Problem:
Here are some records. Copy each one exactly.

Dataset items:
(begin)

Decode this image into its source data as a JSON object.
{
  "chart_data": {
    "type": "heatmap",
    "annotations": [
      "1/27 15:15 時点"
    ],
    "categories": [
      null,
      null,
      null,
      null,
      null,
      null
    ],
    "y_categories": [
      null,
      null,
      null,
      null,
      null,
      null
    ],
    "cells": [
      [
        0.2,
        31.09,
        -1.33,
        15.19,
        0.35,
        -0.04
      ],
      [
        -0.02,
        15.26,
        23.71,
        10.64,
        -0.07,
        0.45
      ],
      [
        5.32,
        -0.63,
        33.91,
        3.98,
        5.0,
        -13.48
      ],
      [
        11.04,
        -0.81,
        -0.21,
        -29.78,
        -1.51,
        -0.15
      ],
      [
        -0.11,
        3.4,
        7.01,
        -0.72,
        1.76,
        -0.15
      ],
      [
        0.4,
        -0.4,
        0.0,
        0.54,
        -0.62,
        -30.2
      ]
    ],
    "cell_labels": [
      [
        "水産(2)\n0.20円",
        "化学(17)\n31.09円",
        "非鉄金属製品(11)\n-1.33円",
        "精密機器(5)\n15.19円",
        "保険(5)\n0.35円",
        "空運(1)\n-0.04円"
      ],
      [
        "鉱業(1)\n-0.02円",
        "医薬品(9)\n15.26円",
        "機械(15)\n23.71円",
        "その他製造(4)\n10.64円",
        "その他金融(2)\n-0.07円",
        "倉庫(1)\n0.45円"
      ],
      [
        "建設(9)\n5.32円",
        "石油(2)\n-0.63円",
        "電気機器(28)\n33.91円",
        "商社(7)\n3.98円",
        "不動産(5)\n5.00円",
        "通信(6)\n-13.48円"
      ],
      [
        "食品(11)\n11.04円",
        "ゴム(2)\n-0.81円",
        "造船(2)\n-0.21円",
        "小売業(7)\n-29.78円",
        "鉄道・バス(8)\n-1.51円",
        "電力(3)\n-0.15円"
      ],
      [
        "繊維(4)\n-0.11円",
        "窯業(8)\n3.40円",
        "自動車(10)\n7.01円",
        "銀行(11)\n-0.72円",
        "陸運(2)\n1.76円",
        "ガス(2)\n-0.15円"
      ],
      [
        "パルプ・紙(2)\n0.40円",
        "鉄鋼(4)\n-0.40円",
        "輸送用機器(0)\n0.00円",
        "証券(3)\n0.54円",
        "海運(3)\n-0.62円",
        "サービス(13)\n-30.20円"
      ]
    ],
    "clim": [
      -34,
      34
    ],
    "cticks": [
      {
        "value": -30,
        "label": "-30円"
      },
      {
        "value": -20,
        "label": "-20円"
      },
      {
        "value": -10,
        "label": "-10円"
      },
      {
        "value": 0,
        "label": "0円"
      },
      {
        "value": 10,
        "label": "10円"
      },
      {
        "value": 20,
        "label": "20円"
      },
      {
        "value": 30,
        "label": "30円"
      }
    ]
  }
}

(end)

Solution:
Decode this image into its source data as a JSON object.
{
  "chart_data": {
    "type": "heatmap",
    "annotations": [
      "1/27 15:15 時点"
    ],
    "categories": [
      null,
      null,
      null,
      null,
      null,
      null
    ],
    "y_categories": [
      null,
      null,
      null,
      null,
      null,
      null
    ],
    "cells": [
      [
        0.2,
        31.09,
        -1.33,
        15.19,
        0.35,
        -0.04
      ],
      [
        -0.02,
        15.26,
        23.71,
        10.64,
        -0.07,
        0.45
      ],
      [
        5.32,
        -0.63,
        33.91,
        3.98,
        5.0,
        -13.48
      ],
      [
        11.04,
        -0.81,
        -0.21,
        -29.78,
        -1.51,
        -0.15
      ],
      [
        -0.11,
        3.4,
        7.01,
        -0.72,
        1.76,
        -0.15
      ],
      [
        0.4,
        -0.4,
        0.0,
        0.54,
        -0.62,
        -30.2
      ]
    ],
    "cell_labels": [
      [
        "水産(2)\n0.20円",
        "化学(17)\n31.09円",
        "非鉄金属製品(11)\n-1.33円",
        "精密機器(5)\n15.19円",
        "保険(5)\n0.35円",
        "空運(1)\n-0.04円"
      ],
      [
        "鉱業(1)\n-0.02円",
        "医薬品(9)\n15.26円",
        "機械(15)\n23.71円",
        "その他製造(4)\n10.64円",
        "その他金融(2)\n-0.07円",
        "倉庫(1)\n0.45円"
      ],
      [
        "建設(9)\n5.32円",
        "石油(2)\n-0.63円",
        "電気機器(28)\n33.91円",
        "商社(7)\n3.98円",
        "不動産(5)\n5.00円",
        "通信(6)\n-13.48円"
      ],
      [
        "食品(11)\n11.04円",
        "ゴム(2)\n-0.81円",
        "造船(2)\n-0.21円",
        "小売業(7)\n-29.78円",
        "鉄道・バス(8)\n-1.51円",
        "電力(3)\n-0.15円"
      ],
      [
        "繊維(4)\n-0.11円",
        "窯業(8)\n3.40円",
        "自動車(10)\n7.01円",
        "銀行(11)\n-0.72円",
        "陸運(2)\n1.76円",
        "ガス(2)\n-0.15円"
      ],
      [
        "パルプ・紙(2)\n0.40円",
        "鉄鋼(4)\n-0.40円",
        "輸送用機器(0)\n0.00円",
        "証券(3)\n0.54円",
        "海運(3)\n-0.62円",
        "サービス(13)\n-30.20円"
      ]
    ],
    "clim": [
      -34,
      34
    ],
    "cticks": [
      {
        "value": -30,
        "label": "-30円"
      },
      {
        "value": -20,
        "label": "-20円"
      },
      {
        "value": -10,
        "label": "-10円"
      },
      {
        "value": 0,
        "label": "0円"
      },
      {
        "value": 10,
        "label": "10円"
      },
      {
        "value": 20,
        "label": "20円"
      },
      {
        "value": 30,
        "label": "30円"
      }
    ]
  }
}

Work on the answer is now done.